_Written task:_ Reproduce the listing below verbatim, beginning with its first line and stopping after the line that contains "step-fabric[interactable]: 生地 —", with both of those lines included.

— Start of Data records —

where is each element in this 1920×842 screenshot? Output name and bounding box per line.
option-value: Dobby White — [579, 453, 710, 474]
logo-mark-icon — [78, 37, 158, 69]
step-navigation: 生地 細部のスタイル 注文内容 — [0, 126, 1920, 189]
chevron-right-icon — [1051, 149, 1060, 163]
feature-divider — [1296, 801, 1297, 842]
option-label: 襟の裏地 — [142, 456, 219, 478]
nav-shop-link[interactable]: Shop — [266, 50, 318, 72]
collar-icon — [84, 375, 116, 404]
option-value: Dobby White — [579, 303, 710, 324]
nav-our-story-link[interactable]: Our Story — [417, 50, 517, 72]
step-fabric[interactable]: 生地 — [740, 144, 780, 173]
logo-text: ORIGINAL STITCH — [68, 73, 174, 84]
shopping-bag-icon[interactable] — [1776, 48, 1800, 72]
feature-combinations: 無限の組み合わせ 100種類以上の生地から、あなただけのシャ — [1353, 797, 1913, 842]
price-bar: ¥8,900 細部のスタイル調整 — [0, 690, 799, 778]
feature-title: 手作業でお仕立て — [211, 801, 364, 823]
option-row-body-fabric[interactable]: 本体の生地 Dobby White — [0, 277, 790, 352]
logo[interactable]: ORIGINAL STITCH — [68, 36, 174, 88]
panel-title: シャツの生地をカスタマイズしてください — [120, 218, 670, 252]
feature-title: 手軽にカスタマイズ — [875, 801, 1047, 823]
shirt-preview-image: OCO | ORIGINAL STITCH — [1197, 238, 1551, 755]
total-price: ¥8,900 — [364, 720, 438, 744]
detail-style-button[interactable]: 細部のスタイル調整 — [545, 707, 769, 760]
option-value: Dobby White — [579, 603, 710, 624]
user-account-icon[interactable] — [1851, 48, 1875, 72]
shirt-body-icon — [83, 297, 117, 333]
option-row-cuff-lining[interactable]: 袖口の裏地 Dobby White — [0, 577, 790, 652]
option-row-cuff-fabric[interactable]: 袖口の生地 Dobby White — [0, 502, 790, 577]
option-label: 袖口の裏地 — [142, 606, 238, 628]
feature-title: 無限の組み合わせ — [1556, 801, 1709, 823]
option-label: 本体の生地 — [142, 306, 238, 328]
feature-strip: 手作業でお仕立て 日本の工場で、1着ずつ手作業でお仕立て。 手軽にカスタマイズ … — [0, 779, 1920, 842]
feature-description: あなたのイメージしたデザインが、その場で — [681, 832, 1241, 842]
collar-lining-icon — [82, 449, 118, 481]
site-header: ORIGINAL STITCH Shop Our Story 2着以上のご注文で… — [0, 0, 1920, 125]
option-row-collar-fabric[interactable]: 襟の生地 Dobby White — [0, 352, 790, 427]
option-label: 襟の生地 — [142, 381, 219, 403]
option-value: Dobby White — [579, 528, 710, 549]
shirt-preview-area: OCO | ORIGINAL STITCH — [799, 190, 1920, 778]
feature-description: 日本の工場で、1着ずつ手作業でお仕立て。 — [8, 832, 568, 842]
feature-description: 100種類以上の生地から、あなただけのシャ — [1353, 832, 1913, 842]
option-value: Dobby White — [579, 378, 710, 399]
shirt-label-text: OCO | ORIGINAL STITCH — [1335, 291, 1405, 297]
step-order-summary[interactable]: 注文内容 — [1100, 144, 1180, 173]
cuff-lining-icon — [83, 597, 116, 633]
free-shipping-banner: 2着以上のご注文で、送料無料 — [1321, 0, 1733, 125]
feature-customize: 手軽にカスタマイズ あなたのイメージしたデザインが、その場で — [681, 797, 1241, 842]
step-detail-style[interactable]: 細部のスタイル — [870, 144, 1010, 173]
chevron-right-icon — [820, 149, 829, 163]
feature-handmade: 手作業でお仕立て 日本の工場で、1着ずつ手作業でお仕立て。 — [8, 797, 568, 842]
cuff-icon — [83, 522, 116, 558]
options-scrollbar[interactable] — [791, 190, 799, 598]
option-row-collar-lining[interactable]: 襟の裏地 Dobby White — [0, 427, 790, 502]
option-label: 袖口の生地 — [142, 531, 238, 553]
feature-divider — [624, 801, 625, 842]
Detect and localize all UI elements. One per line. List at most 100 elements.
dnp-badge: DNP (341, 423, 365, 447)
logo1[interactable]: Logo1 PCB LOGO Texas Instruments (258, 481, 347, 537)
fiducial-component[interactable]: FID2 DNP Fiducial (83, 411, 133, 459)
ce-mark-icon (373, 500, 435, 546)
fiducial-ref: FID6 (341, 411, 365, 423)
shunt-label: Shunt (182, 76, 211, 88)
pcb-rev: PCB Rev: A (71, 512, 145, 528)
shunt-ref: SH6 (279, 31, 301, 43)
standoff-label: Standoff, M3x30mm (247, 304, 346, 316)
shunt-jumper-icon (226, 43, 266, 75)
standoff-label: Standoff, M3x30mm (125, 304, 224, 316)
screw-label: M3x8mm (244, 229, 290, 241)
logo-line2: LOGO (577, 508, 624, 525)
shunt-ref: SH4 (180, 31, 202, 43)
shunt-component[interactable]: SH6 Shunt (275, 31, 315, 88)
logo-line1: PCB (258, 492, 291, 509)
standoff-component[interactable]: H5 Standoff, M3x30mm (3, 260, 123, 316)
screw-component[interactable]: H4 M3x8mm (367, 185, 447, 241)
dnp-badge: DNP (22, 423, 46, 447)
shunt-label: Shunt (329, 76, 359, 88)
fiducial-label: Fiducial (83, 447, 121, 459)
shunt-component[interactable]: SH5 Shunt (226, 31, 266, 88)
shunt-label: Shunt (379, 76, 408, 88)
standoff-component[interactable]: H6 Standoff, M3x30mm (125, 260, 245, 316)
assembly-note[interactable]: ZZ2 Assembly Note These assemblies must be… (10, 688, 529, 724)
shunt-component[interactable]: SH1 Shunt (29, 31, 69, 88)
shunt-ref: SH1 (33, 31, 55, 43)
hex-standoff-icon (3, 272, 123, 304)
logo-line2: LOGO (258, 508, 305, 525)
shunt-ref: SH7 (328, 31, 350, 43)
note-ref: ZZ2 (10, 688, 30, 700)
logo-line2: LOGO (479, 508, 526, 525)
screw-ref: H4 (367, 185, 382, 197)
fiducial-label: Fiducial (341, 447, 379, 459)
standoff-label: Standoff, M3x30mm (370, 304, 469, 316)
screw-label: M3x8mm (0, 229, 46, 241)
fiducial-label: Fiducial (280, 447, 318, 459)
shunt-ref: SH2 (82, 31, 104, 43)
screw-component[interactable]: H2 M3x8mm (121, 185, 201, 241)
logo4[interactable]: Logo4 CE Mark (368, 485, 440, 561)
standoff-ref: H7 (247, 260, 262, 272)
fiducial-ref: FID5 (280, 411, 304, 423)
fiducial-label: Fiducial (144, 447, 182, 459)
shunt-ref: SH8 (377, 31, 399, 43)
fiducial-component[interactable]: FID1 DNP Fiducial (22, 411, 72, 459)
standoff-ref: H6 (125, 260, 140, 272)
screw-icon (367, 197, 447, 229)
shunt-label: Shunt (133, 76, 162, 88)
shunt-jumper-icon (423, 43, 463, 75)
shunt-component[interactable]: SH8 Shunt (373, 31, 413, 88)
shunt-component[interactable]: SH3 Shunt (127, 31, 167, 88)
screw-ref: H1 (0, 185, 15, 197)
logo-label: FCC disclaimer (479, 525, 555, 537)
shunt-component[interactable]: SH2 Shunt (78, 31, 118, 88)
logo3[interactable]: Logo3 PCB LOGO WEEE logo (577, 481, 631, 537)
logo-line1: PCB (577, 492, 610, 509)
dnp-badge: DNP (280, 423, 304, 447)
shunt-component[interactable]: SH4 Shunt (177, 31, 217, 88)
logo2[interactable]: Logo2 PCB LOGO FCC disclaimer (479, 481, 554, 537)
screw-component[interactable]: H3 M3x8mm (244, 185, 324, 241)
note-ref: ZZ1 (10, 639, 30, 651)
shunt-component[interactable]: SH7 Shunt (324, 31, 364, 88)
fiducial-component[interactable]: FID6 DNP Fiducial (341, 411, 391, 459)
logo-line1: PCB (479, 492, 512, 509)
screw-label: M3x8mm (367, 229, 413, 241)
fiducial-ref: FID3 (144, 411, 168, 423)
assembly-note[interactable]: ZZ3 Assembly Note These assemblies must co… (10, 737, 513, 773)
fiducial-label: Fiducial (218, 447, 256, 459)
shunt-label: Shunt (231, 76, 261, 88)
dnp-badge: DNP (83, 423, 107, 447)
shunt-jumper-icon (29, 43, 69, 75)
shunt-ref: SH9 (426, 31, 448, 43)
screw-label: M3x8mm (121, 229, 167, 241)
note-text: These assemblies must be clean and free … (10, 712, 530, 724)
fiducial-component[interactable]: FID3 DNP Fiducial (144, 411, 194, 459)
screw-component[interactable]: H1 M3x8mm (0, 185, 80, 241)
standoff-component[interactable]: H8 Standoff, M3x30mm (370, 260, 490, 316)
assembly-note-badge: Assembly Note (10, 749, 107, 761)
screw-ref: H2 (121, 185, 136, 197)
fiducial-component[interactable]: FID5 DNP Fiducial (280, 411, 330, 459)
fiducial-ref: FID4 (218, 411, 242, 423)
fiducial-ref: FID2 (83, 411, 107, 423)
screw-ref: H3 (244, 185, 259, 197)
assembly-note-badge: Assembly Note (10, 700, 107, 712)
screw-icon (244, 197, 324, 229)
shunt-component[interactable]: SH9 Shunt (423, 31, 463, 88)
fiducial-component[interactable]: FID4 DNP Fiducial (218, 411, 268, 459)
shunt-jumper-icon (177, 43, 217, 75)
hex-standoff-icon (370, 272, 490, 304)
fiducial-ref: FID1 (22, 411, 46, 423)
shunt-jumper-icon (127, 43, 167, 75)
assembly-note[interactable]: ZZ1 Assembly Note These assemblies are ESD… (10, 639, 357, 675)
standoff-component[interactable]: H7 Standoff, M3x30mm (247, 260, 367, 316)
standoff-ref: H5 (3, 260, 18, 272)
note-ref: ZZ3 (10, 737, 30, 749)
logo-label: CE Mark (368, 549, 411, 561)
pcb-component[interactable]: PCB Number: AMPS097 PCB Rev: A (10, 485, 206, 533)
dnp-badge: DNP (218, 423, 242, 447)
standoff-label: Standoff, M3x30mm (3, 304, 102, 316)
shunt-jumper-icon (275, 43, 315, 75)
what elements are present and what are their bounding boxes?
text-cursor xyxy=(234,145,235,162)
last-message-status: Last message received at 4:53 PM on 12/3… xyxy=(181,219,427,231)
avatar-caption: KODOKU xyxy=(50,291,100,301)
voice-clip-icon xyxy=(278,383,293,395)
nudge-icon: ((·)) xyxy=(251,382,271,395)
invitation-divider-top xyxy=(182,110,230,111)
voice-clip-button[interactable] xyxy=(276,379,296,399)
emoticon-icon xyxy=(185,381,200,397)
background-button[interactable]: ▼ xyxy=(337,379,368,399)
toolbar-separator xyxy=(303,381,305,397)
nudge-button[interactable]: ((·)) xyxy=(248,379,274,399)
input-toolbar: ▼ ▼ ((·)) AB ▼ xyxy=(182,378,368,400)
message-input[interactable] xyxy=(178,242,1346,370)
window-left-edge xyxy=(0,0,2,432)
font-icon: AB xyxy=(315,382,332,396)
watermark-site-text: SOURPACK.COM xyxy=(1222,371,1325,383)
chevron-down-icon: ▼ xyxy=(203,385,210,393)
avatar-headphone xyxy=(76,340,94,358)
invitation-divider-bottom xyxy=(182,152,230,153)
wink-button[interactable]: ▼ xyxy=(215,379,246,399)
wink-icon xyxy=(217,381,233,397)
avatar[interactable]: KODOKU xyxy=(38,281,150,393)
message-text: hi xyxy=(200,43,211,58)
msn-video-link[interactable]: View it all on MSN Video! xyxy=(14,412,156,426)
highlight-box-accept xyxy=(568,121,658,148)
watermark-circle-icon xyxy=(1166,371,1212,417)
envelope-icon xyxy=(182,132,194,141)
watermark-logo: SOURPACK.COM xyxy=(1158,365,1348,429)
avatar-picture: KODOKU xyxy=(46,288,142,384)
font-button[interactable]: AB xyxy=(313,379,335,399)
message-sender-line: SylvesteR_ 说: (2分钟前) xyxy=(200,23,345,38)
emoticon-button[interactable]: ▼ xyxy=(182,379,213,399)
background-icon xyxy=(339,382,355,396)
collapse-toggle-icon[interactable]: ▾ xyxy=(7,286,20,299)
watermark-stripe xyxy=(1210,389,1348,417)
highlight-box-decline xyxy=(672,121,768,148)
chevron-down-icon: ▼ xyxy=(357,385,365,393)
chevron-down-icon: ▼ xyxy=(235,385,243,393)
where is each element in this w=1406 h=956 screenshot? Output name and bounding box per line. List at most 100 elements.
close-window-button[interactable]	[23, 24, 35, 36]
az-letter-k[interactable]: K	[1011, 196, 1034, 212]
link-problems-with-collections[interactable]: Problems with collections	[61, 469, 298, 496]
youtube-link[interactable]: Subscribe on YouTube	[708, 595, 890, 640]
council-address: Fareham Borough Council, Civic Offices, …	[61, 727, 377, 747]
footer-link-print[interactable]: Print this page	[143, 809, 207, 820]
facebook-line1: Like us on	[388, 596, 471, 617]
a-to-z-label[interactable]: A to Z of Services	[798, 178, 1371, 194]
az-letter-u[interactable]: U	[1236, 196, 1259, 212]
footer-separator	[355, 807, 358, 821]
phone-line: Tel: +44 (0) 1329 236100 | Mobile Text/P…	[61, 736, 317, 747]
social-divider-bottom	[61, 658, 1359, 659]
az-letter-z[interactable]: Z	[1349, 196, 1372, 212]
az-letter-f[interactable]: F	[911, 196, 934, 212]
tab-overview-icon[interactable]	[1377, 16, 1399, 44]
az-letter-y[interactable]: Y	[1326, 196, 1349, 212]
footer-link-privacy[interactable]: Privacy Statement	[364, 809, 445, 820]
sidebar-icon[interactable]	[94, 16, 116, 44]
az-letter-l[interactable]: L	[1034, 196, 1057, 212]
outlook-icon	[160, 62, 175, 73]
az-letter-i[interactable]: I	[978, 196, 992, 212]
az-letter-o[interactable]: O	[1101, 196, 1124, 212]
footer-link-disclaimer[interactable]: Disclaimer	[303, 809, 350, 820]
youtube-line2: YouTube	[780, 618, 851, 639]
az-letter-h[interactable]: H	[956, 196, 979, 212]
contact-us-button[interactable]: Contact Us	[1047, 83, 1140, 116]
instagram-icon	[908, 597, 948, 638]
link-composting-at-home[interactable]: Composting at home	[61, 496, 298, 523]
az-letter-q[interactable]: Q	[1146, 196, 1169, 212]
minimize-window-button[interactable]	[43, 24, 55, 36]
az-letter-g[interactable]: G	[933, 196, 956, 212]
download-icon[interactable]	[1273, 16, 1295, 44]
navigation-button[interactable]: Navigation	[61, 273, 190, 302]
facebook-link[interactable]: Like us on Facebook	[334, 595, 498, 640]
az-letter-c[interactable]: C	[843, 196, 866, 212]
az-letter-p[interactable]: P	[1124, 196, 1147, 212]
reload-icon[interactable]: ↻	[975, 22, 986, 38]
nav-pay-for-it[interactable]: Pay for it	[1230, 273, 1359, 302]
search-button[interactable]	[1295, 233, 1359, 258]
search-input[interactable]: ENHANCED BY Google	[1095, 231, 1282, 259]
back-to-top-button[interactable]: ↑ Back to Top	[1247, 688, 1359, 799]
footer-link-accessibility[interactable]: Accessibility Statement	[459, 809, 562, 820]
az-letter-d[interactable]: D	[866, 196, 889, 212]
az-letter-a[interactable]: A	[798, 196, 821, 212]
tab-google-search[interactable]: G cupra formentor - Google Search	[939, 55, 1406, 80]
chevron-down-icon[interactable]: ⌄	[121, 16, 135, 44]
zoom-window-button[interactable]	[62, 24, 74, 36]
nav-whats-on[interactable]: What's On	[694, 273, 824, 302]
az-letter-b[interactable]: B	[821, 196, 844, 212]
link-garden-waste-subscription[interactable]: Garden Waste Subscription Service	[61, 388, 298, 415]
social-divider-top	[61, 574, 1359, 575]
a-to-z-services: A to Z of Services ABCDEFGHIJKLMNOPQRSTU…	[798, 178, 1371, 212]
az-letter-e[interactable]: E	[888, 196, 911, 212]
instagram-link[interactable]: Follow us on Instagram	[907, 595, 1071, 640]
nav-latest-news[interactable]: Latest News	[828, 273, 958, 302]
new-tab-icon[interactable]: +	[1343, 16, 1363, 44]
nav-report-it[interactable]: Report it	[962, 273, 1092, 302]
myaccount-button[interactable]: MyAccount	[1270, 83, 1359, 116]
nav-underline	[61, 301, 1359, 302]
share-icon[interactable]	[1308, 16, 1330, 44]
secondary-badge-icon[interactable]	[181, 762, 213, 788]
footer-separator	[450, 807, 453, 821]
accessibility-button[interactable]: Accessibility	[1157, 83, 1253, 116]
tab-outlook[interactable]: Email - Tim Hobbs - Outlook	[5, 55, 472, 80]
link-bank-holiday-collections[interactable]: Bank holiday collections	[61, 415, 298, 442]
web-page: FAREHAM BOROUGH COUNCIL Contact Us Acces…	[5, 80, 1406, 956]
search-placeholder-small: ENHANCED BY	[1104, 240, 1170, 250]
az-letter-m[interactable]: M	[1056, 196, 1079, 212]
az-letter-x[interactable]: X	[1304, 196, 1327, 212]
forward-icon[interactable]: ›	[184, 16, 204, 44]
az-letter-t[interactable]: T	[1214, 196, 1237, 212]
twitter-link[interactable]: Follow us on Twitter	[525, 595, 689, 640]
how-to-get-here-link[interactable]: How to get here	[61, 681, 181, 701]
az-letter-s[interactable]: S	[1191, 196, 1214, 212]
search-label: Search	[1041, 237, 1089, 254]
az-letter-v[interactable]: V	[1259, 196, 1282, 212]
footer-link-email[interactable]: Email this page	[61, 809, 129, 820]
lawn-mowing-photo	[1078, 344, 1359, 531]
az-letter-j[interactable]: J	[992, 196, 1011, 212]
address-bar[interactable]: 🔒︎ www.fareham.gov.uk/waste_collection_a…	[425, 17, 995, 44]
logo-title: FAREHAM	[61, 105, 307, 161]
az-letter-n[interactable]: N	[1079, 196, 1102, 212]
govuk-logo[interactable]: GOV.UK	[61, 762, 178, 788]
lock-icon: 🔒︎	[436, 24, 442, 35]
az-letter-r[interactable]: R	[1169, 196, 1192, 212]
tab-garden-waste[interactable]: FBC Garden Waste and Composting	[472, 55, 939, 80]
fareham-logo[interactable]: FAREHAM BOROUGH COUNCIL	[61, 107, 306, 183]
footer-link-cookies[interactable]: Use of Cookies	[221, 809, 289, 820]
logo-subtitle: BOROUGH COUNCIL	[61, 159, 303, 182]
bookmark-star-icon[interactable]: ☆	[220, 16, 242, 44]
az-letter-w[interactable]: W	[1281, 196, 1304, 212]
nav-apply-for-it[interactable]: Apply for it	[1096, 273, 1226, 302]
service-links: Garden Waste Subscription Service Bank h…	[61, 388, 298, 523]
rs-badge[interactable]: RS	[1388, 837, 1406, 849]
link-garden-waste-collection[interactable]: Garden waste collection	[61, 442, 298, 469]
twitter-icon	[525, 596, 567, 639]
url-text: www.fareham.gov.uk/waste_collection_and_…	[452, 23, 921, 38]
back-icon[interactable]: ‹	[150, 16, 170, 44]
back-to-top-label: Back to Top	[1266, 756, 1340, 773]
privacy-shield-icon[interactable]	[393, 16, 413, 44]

— End of Data records —

_Response:_
where is each element in this 1920×842 screenshot? Output name and bounding box per line.
option-value: Dobby White — [579, 453, 710, 474]
logo-mark-icon — [78, 37, 158, 69]
step-navigation: 生地 細部のスタイル 注文内容 — [0, 126, 1920, 189]
chevron-right-icon — [1051, 149, 1060, 163]
feature-divider — [1296, 801, 1297, 842]
option-label: 襟の裏地 — [142, 456, 219, 478]
nav-shop-link[interactable]: Shop — [266, 50, 318, 72]
collar-icon — [84, 375, 116, 404]
option-value: Dobby White — [579, 303, 710, 324]
nav-our-story-link[interactable]: Our Story — [417, 50, 517, 72]
step-fabric[interactable]: 生地 — [740, 144, 780, 173]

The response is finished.